_課題_
ドラゴンランスについての文章を、最後の文の後から続けて書いてください。
--- ページ ---
至福の時


 読み始め


 うもー!
 ドラゴンランスは自分の中のRPG風FTの出発点です。これ以前に触れたものはゲームブックとかPC(8ビット機ね)のRPGとかいくらでもあるし(というか自分は新和D&D赤箱〜青箱の方がこれより先だったのですが)これ以後にもっと大きな影響を受けたもの(LotRとかムアコックとかライバーとかヴァンスとかゼラズニイとか。LotRでなく『ロード』とか略す人はお引き取りくだしあ)などいくらでもあるのですが、これに触れた時に自分がアームストロングが月に降りたときのような一歩を踏み出した、というのは動きません。


 ドラゴンランス(『戦記』『伝説』の旧シリーズ含め)は、洗練された傑作ではありませんし、完成度が高い作品とすら到底言えません。行動理念に問題のある人物らをつぶさに表現するばかりにちぐはぐな脚本は、欠陥があるというより欠点しかないようなもの。後からこれを読んだ人が魅力をさっぱり理解できなかったという話はいくらでも聞くし、正直、魅力を説明しろと言われれば途方に暮れる他にない。
 しかし、一定世代が、ガンダムシリーズの続編戦略や理不尽な展開にぶつくさと言いながらも離れられないように、一定世代にとってドラゴンランスはすでに血肉となっており、捨て去ることは決してできないものなのです。
 (以下、北米でドラゴンランスが一定世代でのガンダムのように普及している、というためもあって、ガンダムを用いた例えが頻出しますが悪しからず)


 『伝説』以後の時代の続編とか、他作者の外伝とかも悪くはなかったのですが、『サマフレ』『魂の戦争』は、あの頃の時代(『戦記』『伝説』の黄金時代)はもう戻って来ない、と常に感じながら読んでいる部分がどこかにありました。ガンダムの派生作品が何度も1stと一年戦争にばかり戻ることは糾弾の声もありますが(ブログ主は前も述べたように1st世代からは数年ずれており、Z世代にも直撃とは言えません)どうしても1stにばかり戻りたがる1st世代の心境は今になってわかる気がします。この『秘史』は、『戦記』等時代の抜けていたエピソードを原作者が『戦記』から22年を経て描き、あの時代に戻ってきたと実感させる筆致は至福。
--- データ一覧 ---
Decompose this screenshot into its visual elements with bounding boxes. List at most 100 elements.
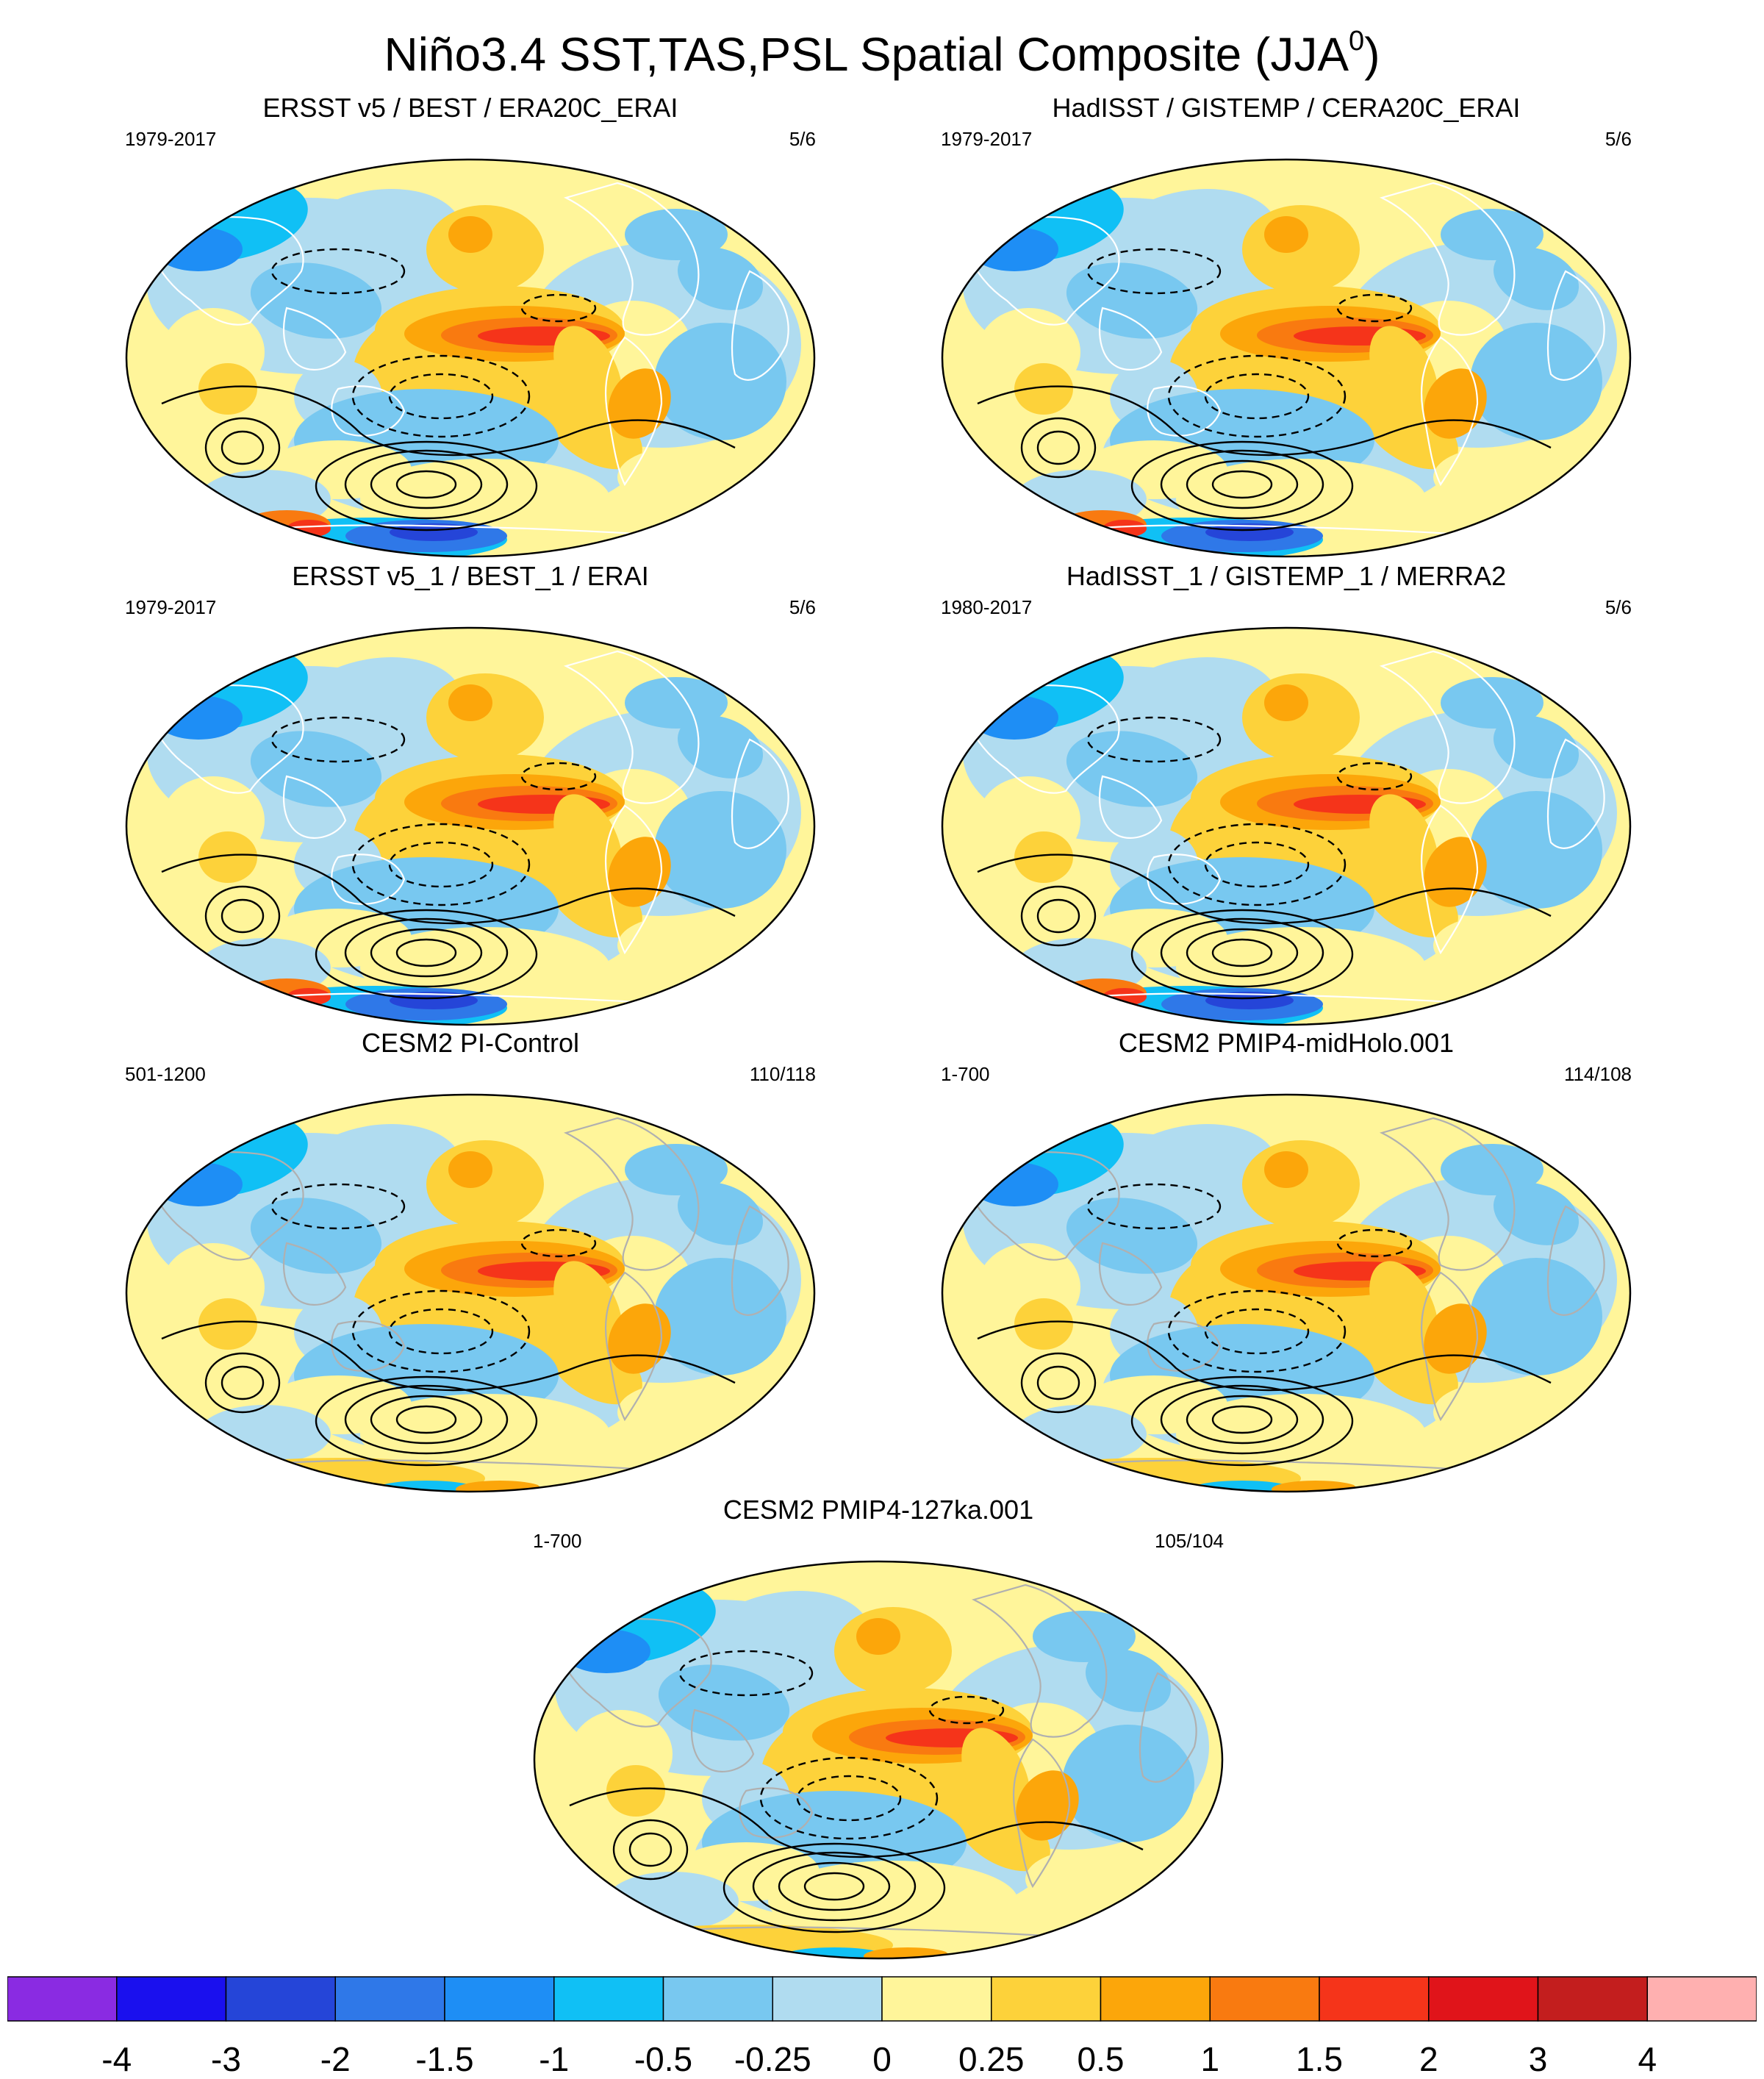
---
_回答_
 この第一作は『戦記』2巻と3巻の間にあったトルバルディン探索行を題材としているもので、原作3巻の頭で簡単に触れられているだけでした。『戦記』を読んでいた当時の先輩らが、和訳は原文をさらに端折ることまで行っていると言って、訳を担当していた関西の某ゲーム集団(当時はろどーす島戦記とかで飛ぶ鳥を落とす勢いでした)のいいかげんな仕事ぶりをずいぶん非難していましたが、真偽のほどは定かではありません。実の所、この部分は小説の”原作”であるAD&Dシナリオ(DL3: Dragons of Hope)の他にも90年代のPCゲームのShadow Sorcererなどでも触れられていますがこれらの説明は割愛。


 ともあれ、最初の方を読んでいると大昔の『戦記』2巻の記憶を少しずつ甦らせなくてはならない。これひょっとすると至福の時を充分に味わい尽くすならば『戦記』1、2巻を、というか戦記全体を読み直したりしてからの方がいいんだろうか? でもとてもじゃないがそんな時間なんてないし、とか思いながら読み進む。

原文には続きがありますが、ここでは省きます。